## Work required
Extract each line from the entries below that has the string "label" in it.

╭──

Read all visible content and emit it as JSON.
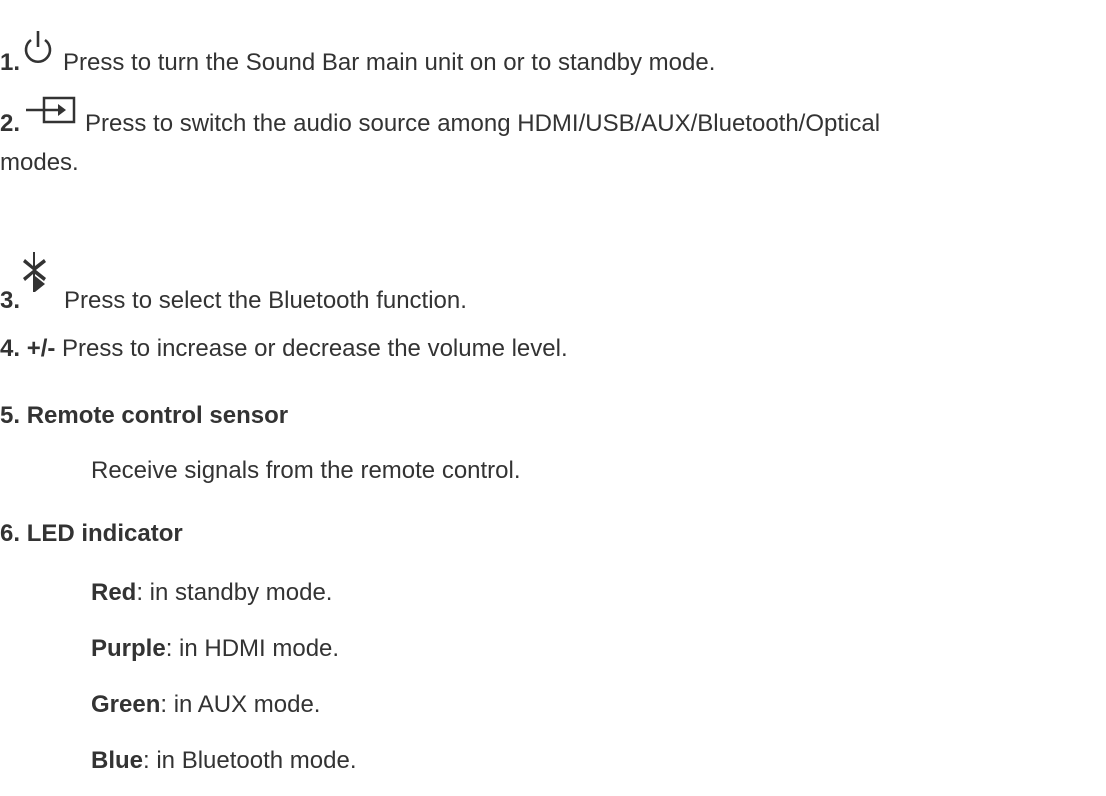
{
  "items": [
    {
      "num": "1.",
      "icon": "power-icon",
      "text": "Press to turn the Sound Bar main unit on or to standby mode."
    },
    {
      "num": "2.",
      "icon": "input-source-icon",
      "text": "Press to switch the audio source among HDMI/USB/AUX/Bluetooth/Optical",
      "text_cont": "modes."
    },
    {
      "num": "3.",
      "icon": "bluetooth-icon",
      "text": "Press to select the Bluetooth function."
    },
    {
      "num": "4.",
      "label": "+/-",
      "text": "Press to increase or decrease the volume level."
    },
    {
      "num": "5.",
      "label": "Remote control sensor",
      "detail": "Receive signals from the remote control."
    },
    {
      "num": "6.",
      "label": "LED indicator"
    }
  ],
  "led_states": [
    {
      "color": "Red",
      "desc": ": in standby mode."
    },
    {
      "color": "Purple",
      "desc": ": in HDMI mode."
    },
    {
      "color": "Green",
      "desc": ": in AUX mode."
    },
    {
      "color": "Blue",
      "desc": ": in Bluetooth mode."
    }
  ]
}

╰──

## Response to the task
      "label": "+/-",
      "label": "Remote control sensor",
      "label": "LED indicator"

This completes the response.